== Input rows ==

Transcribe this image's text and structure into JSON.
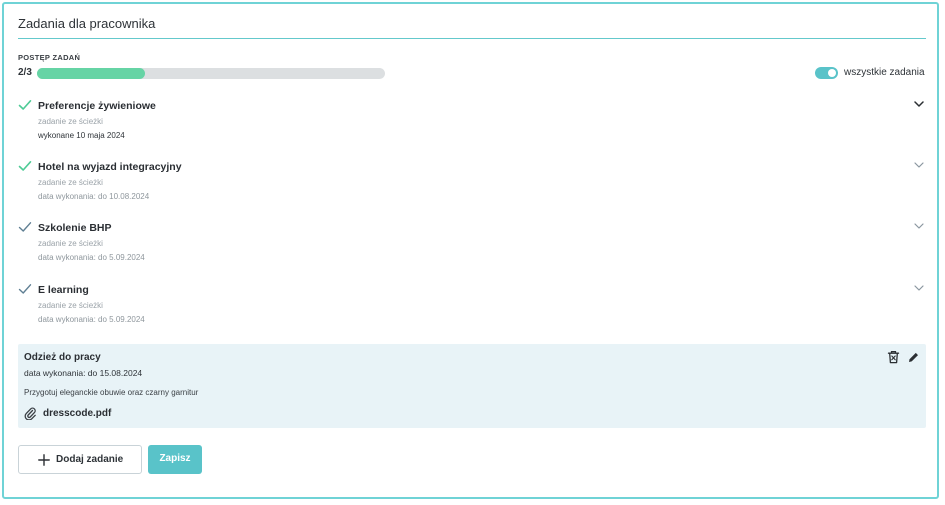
{
  "header": {
    "title": "Zadania dla pracownika"
  },
  "progress": {
    "label": "POSTĘP ZADAŃ",
    "count": "2/3",
    "fraction": 0.31,
    "fill_color": "#66d4a5"
  },
  "filter": {
    "label": "wszystkie zadania",
    "enabled": true,
    "accent": "#59c3c9"
  },
  "tasks": [
    {
      "name": "Preferencje żywieniowe",
      "source": "zadanie ze ścieżki",
      "date": "wykonane 10 maja 2024",
      "icon": "check-icon",
      "check_color": "#4ecb96"
    },
    {
      "name": "Hotel na wyjazd integracyjny",
      "source": "zadanie ze ścieżki",
      "date": "data wykonania: do 10.08.2024",
      "icon": "check-icon",
      "check_color": "#4ecb96"
    },
    {
      "name": "Szkolenie BHP",
      "source": "zadanie ze ścieżki",
      "date": "data wykonania: do 5.09.2024",
      "icon": "check-icon",
      "check_color": "#5f7f93"
    },
    {
      "name": "E learning",
      "source": "zadanie ze ścieżki",
      "date": "data wykonania: do 5.09.2024",
      "icon": "check-icon",
      "check_color": "#5f7f93"
    }
  ],
  "custom_task": {
    "title": "Odzież do pracy",
    "date": "data wykonania:  do 15.08.2024",
    "description": "Przygotuj eleganckie obuwie oraz czarny garnitur",
    "attachment": "dresscode.pdf",
    "icons": [
      "trash-icon",
      "pencil-icon",
      "paperclip-icon"
    ]
  },
  "actions": {
    "add_label": "Dodaj zadanie",
    "save_label": "Zapisz"
  }
}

===

▶ **Brief**
Write the entries above out again exactly, but not the pictures.

▶ **Task output**
Transcribe this image's text and structure into JSON.
{
  "header": {
    "title": "Zadania dla pracownika"
  },
  "progress": {
    "label": "POSTĘP ZADAŃ",
    "count": "2/3",
    "fraction": 0.31,
    "fill_color": "#66d4a5"
  },
  "filter": {
    "label": "wszystkie zadania",
    "enabled": true,
    "accent": "#59c3c9"
  },
  "tasks": [
    {
      "name": "Preferencje żywieniowe",
      "source": "zadanie ze ścieżki",
      "date": "wykonane 10 maja 2024",
      "icon": "check-icon",
      "check_color": "#4ecb96"
    },
    {
      "name": "Hotel na wyjazd integracyjny",
      "source": "zadanie ze ścieżki",
      "date": "data wykonania: do 10.08.2024",
      "icon": "check-icon",
      "check_color": "#4ecb96"
    },
    {
      "name": "Szkolenie BHP",
      "source": "zadanie ze ścieżki",
      "date": "data wykonania: do 5.09.2024",
      "icon": "check-icon",
      "check_color": "#5f7f93"
    },
    {
      "name": "E learning",
      "source": "zadanie ze ścieżki",
      "date": "data wykonania: do 5.09.2024",
      "icon": "check-icon",
      "check_color": "#5f7f93"
    }
  ],
  "custom_task": {
    "title": "Odzież do pracy",
    "date": "data wykonania:  do 15.08.2024",
    "description": "Przygotuj eleganckie obuwie oraz czarny garnitur",
    "attachment": "dresscode.pdf",
    "icons": [
      "trash-icon",
      "pencil-icon",
      "paperclip-icon"
    ]
  },
  "actions": {
    "add_label": "Dodaj zadanie",
    "save_label": "Zapisz"
  }
}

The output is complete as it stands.